- [Set problem]:
Select all lines in the records that include "mmol".

- [The input]:
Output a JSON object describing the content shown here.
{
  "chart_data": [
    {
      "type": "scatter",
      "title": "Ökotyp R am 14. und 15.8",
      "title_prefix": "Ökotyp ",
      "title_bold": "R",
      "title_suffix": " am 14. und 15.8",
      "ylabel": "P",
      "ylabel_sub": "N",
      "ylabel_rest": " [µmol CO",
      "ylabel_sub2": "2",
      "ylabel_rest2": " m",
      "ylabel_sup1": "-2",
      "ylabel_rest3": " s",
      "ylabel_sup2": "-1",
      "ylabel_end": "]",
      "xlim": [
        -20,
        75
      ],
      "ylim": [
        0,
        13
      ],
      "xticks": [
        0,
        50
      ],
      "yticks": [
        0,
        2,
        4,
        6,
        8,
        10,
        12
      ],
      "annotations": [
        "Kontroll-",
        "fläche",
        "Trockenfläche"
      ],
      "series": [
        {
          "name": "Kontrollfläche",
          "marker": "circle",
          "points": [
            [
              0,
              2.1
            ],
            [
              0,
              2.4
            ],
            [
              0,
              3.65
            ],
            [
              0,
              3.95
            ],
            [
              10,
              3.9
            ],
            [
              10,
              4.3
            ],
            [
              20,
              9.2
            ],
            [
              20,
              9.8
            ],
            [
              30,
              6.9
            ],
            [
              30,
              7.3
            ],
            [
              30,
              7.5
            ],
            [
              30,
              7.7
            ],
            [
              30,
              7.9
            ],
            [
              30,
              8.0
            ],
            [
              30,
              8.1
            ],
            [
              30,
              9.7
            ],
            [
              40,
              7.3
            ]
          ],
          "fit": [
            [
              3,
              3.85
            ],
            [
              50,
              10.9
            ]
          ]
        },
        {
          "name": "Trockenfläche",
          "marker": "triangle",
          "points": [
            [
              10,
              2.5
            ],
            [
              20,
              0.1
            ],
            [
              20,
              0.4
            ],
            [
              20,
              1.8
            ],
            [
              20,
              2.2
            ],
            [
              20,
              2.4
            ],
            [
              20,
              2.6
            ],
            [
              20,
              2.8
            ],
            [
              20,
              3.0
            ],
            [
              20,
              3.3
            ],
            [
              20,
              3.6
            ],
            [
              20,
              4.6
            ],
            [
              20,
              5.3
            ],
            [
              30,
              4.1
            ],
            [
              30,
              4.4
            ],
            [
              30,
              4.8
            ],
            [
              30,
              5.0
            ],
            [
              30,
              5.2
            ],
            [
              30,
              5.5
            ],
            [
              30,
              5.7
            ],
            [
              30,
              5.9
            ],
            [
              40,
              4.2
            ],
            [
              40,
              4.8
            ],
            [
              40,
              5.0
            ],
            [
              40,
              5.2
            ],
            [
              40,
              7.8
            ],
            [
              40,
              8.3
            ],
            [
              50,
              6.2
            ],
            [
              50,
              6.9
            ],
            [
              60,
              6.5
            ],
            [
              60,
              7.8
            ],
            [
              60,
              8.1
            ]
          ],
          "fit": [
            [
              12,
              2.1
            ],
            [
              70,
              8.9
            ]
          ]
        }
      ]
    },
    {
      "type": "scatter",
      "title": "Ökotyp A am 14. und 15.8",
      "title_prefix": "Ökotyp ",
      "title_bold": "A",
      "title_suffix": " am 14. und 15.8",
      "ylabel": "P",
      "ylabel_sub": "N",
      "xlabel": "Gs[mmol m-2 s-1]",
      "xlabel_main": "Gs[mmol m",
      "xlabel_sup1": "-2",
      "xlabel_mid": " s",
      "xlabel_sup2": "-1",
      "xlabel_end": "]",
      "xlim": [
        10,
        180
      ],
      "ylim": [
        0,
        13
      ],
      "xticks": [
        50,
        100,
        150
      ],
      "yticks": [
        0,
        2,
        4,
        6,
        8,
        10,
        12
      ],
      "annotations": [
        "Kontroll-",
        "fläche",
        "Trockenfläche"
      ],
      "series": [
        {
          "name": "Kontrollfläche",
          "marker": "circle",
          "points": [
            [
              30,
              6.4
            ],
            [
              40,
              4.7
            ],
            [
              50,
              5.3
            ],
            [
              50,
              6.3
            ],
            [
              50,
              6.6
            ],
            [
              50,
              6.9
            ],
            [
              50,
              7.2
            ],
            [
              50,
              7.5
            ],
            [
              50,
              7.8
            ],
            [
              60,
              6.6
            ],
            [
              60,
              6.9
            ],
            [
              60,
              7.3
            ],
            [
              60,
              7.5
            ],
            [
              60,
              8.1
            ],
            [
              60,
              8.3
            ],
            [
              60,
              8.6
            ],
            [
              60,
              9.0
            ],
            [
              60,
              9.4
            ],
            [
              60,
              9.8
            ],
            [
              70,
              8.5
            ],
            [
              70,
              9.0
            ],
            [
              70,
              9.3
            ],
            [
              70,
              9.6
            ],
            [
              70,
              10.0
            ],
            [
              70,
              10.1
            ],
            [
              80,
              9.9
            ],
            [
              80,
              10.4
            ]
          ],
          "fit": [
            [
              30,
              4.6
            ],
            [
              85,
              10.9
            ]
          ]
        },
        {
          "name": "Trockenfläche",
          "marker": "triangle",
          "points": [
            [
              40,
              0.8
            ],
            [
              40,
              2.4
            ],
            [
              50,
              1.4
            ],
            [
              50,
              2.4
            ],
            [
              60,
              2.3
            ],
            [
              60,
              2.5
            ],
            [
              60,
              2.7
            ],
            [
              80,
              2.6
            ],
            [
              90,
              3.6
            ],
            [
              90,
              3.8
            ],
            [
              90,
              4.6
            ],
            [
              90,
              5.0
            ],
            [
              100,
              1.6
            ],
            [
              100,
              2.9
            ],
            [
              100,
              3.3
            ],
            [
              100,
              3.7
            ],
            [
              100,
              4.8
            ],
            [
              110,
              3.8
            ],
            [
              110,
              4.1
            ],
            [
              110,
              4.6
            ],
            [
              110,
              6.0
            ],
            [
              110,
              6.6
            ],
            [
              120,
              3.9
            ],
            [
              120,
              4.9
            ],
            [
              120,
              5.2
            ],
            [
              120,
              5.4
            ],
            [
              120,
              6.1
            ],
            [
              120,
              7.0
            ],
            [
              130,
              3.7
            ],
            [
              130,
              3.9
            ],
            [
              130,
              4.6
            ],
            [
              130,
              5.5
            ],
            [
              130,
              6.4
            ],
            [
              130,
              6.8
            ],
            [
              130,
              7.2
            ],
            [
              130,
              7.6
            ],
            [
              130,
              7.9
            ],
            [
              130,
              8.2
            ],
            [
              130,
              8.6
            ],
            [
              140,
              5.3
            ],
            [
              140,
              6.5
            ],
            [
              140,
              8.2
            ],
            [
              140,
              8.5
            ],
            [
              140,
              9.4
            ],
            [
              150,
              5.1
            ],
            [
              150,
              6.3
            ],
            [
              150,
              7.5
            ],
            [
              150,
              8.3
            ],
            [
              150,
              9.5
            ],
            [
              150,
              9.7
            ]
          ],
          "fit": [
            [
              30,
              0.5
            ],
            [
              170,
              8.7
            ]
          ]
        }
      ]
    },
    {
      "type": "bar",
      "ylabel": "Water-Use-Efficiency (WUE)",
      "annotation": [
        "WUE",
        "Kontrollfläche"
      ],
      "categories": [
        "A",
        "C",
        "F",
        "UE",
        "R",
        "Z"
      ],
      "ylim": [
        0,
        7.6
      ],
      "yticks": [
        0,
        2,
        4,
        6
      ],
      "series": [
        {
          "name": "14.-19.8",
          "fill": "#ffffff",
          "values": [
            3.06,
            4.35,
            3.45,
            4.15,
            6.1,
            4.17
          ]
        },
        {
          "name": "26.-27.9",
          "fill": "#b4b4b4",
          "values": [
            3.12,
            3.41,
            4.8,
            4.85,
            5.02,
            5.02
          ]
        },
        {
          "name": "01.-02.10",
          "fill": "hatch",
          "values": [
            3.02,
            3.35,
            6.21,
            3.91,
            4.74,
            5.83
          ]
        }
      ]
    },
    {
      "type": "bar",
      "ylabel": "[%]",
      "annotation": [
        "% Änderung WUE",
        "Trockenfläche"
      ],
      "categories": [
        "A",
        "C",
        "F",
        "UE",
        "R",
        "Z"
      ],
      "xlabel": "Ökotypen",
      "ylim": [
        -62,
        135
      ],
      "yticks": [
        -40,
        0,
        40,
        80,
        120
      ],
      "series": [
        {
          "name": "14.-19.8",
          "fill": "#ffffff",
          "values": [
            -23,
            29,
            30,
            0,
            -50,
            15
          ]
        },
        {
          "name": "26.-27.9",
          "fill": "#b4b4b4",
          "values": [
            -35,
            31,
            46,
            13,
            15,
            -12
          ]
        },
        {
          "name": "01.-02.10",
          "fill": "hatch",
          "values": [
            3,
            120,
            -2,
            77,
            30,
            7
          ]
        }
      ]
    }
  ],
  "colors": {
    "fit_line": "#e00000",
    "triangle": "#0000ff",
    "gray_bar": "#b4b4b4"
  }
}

- [Response to this task]:
      "xlabel": "Gs[mmol m-2 s-1]",
      "xlabel_main": "Gs[mmol m",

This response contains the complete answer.